*Exercise prompt:*
Among the records below, find each line that includes the string "What" and copy it.

-- start --

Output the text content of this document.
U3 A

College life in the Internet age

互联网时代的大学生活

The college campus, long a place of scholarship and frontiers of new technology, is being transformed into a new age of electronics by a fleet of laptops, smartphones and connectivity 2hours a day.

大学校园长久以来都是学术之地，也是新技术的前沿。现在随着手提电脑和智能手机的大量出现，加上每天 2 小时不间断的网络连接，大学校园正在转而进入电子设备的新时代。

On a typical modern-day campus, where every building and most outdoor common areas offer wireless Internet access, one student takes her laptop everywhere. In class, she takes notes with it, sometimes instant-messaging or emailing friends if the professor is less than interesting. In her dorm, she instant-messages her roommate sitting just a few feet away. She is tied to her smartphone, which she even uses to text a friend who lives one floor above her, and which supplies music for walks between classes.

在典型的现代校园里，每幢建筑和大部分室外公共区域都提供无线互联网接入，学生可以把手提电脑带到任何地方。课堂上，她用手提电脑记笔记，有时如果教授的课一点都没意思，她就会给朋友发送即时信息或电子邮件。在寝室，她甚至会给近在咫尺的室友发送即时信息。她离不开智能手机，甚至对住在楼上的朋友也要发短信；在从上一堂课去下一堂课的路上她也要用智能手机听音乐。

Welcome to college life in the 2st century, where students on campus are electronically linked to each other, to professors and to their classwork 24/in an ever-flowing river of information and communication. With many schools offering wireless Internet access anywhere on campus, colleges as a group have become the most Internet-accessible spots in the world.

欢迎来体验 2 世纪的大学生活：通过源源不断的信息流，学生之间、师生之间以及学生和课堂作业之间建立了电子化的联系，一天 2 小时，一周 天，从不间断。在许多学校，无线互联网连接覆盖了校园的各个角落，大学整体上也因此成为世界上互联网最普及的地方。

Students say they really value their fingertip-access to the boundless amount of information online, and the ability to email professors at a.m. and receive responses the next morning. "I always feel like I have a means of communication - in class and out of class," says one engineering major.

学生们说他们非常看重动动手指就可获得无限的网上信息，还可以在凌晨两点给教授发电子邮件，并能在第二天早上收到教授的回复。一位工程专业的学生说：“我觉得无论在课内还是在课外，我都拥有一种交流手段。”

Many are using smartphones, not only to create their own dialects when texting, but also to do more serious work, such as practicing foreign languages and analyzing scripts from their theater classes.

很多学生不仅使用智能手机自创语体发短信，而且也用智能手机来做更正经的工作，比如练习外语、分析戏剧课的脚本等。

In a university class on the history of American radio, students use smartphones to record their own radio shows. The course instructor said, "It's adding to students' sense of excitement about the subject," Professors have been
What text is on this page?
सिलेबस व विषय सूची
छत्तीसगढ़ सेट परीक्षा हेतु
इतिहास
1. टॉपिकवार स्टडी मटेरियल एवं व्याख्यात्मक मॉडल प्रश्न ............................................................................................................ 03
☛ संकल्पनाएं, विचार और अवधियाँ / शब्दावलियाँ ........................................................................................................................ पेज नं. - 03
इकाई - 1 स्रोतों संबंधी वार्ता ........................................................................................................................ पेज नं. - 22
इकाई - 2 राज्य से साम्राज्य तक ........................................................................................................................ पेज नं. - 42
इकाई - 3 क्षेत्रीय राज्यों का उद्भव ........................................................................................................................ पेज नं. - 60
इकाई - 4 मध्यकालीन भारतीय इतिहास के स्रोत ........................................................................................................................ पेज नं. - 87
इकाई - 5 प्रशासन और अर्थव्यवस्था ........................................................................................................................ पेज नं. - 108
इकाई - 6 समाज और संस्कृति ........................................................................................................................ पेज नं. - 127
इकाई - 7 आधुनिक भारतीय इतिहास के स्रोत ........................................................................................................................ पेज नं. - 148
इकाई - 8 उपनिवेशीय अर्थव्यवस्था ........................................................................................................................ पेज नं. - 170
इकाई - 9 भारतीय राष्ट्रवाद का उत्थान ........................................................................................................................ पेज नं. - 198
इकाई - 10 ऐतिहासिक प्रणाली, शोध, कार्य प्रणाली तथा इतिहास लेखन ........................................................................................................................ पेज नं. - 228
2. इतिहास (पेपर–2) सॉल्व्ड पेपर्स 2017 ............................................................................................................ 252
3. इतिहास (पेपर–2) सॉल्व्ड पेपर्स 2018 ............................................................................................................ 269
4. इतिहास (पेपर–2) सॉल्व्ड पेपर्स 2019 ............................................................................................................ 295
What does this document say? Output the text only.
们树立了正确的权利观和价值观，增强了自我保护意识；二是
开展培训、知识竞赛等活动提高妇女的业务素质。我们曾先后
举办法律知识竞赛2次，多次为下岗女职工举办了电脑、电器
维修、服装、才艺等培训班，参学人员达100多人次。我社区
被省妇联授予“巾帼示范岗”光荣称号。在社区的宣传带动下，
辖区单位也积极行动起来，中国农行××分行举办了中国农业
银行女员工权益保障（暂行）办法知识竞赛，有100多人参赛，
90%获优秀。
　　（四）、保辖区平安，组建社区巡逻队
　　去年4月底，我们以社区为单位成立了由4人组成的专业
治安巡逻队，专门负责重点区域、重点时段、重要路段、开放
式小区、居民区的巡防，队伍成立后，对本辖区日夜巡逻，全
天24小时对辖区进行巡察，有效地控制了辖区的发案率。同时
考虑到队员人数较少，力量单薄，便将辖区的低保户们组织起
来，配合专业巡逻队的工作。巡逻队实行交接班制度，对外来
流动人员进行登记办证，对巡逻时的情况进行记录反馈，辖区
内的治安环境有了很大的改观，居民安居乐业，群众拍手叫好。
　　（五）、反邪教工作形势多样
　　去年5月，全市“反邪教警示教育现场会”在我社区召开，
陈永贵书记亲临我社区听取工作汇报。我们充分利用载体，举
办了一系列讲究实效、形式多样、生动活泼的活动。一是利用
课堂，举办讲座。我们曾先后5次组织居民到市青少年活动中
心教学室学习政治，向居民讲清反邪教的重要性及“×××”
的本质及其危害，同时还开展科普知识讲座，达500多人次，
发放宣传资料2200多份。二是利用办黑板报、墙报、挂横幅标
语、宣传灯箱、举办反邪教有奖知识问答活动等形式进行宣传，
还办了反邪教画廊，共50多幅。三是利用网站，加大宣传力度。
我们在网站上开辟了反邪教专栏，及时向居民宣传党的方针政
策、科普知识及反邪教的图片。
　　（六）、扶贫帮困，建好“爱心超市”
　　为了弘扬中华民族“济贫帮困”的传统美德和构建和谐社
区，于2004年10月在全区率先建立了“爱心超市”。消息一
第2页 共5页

-- end --

*Result of the exercise:*
What text is on this page?
What does this document say? Output the text only.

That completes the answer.